[start of STORED DATA]

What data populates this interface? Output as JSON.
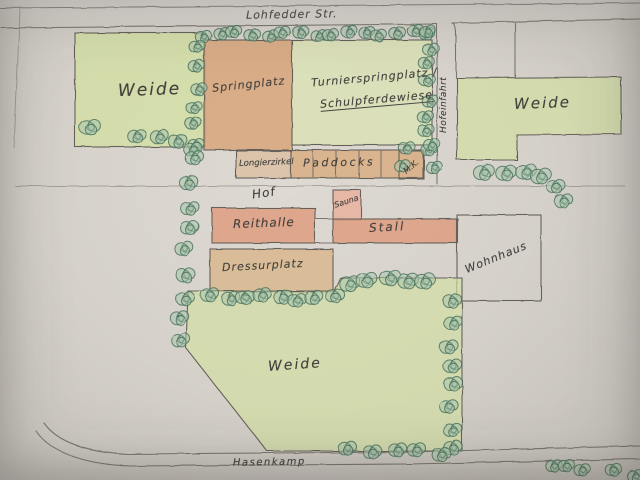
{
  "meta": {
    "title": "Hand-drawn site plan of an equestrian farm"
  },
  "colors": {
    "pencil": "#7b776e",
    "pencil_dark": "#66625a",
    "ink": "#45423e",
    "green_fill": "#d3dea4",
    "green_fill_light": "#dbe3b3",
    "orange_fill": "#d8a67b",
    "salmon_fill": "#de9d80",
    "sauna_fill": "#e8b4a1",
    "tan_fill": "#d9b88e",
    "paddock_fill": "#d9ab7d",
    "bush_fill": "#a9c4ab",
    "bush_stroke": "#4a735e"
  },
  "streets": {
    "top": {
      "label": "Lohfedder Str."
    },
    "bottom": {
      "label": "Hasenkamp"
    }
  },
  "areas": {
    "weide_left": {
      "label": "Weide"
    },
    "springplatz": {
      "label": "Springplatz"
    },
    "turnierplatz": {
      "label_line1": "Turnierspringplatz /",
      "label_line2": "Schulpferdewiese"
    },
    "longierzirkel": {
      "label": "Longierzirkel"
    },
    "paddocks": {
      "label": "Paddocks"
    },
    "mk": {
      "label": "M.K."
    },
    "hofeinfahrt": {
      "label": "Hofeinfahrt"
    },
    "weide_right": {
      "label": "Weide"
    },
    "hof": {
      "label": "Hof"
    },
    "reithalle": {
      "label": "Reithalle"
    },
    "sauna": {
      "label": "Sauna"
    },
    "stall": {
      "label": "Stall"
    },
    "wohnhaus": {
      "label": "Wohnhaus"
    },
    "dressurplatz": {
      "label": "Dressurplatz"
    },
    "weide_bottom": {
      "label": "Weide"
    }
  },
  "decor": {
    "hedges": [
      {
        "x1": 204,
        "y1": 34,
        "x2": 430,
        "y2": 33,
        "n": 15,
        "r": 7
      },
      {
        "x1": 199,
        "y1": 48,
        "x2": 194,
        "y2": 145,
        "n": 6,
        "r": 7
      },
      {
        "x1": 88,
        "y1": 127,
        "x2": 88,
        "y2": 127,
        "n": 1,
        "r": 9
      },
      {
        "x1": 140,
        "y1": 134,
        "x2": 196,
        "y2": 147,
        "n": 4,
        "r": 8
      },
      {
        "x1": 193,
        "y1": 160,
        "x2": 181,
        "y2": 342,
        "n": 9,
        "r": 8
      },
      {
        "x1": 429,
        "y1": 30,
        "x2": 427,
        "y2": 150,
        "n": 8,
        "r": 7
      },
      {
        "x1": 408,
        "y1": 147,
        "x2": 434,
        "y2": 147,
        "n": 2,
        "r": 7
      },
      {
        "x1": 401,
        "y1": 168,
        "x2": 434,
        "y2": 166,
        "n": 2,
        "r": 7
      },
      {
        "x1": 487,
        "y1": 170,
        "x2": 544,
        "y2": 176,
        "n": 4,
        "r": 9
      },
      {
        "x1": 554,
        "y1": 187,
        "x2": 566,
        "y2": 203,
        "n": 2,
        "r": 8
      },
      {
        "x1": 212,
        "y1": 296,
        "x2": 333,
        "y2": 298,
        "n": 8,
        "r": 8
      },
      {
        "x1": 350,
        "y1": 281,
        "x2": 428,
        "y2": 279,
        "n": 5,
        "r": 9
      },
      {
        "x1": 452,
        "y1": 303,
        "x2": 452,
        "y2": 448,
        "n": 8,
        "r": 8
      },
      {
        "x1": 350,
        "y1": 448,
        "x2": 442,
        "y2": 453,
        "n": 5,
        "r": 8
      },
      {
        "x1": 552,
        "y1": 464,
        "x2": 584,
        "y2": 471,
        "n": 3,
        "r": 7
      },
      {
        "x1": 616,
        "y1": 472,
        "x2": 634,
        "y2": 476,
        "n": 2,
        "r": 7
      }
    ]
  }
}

[end of STORED DATA]
[start of STORED DATA]

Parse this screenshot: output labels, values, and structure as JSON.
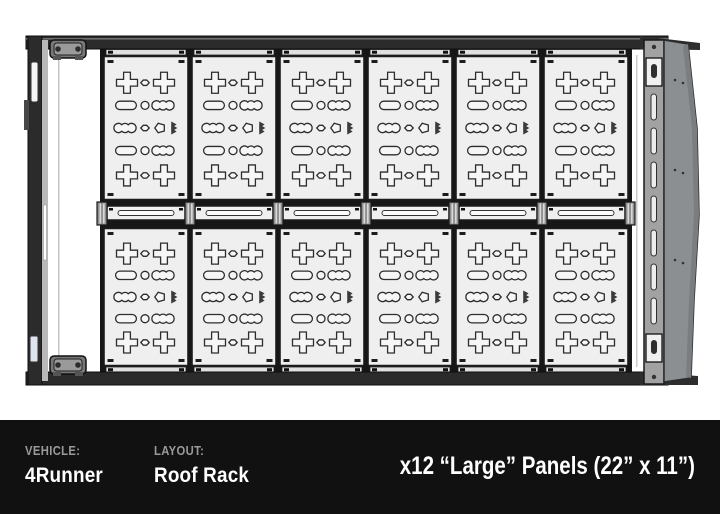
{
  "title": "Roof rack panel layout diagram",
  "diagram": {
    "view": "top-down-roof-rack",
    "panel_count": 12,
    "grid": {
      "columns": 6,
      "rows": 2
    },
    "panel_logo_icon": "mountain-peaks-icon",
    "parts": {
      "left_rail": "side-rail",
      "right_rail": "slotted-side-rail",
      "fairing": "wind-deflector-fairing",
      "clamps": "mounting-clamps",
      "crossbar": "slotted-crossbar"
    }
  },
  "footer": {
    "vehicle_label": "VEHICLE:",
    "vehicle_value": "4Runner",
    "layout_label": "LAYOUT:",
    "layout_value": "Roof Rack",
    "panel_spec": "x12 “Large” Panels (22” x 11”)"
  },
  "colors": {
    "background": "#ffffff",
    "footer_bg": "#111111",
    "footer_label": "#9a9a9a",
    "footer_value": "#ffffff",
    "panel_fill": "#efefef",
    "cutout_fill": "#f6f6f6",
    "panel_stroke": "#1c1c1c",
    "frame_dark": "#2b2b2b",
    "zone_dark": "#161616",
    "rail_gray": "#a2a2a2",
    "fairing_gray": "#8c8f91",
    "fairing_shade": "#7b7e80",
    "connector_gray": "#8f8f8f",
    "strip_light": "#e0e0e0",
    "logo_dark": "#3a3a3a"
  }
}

[end of STORED DATA]

Scan the material above. Copy each line where "slotted" occurs.

- [RESPONSE FOR THIS EXERCISE]
      "right_rail": "slotted-side-rail",
      "crossbar": "slotted-crossbar"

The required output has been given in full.